- EXERCISE TASK
Indicate only the number of lines in the listing below in which the word "AGOSTINI" appears.

- RECORDED INFORMATION

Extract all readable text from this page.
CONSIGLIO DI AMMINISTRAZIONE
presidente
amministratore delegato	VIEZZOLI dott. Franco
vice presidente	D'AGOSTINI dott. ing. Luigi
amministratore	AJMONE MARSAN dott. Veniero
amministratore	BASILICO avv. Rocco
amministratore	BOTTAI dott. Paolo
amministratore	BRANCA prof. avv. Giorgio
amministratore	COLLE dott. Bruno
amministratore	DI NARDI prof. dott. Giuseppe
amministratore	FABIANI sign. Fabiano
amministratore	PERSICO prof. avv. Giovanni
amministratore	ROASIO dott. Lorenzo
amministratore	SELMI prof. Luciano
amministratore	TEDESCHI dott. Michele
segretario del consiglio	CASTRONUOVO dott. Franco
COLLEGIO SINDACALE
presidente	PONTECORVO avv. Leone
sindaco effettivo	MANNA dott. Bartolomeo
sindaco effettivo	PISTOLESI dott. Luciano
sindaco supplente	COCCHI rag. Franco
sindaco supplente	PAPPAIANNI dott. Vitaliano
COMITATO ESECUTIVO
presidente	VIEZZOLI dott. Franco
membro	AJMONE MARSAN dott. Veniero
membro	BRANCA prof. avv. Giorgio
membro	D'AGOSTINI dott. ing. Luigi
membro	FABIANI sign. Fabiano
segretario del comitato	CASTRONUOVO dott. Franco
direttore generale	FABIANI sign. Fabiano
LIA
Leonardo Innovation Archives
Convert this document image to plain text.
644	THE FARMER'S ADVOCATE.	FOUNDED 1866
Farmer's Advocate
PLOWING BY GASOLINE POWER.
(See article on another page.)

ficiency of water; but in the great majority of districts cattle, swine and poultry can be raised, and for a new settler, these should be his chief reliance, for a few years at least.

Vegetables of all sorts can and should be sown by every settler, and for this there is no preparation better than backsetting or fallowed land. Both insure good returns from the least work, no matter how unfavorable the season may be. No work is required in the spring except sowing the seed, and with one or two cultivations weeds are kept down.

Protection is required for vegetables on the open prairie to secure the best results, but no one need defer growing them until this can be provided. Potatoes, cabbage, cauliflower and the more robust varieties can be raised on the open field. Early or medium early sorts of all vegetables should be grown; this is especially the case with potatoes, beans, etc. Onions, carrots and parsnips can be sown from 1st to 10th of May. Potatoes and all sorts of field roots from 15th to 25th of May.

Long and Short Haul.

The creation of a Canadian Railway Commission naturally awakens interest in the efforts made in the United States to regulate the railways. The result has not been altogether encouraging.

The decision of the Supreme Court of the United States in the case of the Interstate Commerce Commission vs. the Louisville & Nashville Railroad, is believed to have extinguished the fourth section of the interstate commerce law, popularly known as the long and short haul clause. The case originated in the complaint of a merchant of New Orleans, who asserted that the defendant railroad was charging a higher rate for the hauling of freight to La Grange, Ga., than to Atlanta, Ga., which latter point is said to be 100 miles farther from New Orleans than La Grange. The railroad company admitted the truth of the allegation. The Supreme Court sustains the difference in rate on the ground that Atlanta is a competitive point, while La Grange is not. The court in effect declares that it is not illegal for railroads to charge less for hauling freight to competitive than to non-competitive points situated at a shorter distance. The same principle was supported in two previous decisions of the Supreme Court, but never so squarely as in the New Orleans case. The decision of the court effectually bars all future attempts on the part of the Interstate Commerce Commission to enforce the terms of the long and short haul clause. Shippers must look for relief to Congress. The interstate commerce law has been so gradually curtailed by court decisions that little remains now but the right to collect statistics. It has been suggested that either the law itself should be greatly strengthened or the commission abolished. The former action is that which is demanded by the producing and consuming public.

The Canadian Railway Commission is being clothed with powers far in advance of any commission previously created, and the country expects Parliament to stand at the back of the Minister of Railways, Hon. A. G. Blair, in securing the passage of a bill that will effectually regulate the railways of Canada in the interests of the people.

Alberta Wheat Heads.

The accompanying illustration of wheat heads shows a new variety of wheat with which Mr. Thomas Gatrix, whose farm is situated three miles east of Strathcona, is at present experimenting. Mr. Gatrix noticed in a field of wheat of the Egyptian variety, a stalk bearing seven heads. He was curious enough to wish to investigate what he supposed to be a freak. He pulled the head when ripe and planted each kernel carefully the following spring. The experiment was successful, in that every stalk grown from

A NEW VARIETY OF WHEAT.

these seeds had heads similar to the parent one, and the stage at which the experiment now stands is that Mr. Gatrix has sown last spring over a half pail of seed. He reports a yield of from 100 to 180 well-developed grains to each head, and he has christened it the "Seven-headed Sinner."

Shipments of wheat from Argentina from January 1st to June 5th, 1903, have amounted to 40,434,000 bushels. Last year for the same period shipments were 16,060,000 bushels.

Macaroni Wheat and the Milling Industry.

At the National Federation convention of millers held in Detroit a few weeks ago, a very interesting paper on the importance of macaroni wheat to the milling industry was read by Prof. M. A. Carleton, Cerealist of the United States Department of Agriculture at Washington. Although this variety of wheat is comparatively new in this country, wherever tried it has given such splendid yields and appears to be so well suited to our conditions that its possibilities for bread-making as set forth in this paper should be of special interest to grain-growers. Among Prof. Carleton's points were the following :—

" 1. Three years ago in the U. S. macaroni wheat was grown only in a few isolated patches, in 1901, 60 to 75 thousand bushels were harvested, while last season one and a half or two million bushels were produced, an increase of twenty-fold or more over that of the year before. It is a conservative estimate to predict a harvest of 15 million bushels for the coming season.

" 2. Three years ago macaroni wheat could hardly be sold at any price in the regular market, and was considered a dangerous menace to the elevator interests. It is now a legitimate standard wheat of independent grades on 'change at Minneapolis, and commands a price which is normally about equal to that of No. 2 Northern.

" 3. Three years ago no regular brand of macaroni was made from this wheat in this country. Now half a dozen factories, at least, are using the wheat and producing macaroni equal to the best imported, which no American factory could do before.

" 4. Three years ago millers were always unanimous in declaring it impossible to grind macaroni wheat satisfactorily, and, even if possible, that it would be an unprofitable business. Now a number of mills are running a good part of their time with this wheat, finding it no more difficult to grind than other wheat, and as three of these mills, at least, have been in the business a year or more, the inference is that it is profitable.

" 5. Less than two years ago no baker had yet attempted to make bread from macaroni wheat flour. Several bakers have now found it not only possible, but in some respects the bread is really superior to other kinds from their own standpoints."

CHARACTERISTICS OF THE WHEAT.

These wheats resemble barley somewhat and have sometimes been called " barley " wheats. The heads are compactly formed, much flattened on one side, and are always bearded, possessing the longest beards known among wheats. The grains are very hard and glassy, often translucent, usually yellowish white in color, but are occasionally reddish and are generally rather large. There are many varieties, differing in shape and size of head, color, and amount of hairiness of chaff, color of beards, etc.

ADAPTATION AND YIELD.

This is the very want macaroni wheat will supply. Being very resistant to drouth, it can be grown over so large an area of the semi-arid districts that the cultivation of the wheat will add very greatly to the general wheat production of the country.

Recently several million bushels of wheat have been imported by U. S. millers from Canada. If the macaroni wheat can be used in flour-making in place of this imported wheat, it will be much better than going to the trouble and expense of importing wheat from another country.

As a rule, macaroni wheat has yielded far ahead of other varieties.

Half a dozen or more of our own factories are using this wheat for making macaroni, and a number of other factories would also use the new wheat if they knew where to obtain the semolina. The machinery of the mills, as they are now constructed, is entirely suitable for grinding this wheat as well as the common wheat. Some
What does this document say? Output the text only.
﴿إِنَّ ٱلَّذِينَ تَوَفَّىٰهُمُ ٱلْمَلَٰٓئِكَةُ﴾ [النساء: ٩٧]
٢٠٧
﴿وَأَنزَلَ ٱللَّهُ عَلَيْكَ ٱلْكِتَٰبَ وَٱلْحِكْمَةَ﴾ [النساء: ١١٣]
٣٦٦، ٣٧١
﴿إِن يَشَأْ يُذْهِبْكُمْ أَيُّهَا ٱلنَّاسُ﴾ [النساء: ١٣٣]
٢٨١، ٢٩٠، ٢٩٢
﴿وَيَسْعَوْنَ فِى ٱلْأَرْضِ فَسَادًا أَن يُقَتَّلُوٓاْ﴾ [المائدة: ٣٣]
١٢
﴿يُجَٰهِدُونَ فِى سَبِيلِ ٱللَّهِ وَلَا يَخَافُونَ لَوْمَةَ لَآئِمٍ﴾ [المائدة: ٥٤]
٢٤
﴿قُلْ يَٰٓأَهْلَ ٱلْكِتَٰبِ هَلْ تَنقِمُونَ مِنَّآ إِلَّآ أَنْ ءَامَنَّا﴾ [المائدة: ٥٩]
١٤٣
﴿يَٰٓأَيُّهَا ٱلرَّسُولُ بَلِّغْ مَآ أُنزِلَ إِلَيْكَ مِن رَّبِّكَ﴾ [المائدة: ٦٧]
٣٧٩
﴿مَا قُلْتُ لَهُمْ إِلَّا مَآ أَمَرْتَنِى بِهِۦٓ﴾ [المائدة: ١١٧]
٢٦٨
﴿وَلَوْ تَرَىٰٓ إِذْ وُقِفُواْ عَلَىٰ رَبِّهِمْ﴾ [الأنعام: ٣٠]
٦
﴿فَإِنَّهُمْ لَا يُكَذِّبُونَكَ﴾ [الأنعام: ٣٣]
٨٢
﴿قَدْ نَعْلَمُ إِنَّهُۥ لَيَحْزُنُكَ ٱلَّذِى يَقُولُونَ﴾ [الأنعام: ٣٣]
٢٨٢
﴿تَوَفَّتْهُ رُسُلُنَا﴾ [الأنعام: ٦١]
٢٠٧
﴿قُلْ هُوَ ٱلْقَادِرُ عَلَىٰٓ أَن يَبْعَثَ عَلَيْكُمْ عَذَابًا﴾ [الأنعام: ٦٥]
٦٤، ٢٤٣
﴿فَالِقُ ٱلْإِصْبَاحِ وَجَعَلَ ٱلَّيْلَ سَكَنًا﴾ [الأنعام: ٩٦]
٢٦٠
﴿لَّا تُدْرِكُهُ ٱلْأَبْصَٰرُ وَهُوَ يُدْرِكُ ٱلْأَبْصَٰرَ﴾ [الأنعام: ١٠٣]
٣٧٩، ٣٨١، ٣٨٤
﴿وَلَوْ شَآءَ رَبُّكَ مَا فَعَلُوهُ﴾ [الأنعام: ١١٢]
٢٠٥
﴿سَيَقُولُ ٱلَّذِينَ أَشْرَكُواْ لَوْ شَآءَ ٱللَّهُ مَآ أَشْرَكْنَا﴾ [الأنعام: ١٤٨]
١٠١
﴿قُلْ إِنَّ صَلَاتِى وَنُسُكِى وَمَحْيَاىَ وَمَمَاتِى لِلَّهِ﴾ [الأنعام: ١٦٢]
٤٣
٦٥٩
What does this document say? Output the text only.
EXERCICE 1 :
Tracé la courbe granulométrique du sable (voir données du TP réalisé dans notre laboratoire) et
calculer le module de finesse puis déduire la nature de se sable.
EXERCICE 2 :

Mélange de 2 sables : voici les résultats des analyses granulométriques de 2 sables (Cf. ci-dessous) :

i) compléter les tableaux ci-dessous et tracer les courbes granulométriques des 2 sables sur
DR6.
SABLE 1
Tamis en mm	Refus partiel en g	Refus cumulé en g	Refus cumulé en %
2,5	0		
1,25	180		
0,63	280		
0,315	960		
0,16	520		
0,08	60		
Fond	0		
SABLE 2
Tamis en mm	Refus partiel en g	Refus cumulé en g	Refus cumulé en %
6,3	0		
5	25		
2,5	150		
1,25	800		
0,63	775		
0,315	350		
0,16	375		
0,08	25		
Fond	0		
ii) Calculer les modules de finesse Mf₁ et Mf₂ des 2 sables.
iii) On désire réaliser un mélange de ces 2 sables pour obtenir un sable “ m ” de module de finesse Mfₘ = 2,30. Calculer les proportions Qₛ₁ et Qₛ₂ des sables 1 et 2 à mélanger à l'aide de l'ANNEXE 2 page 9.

- COMPLETE RESPONSE
2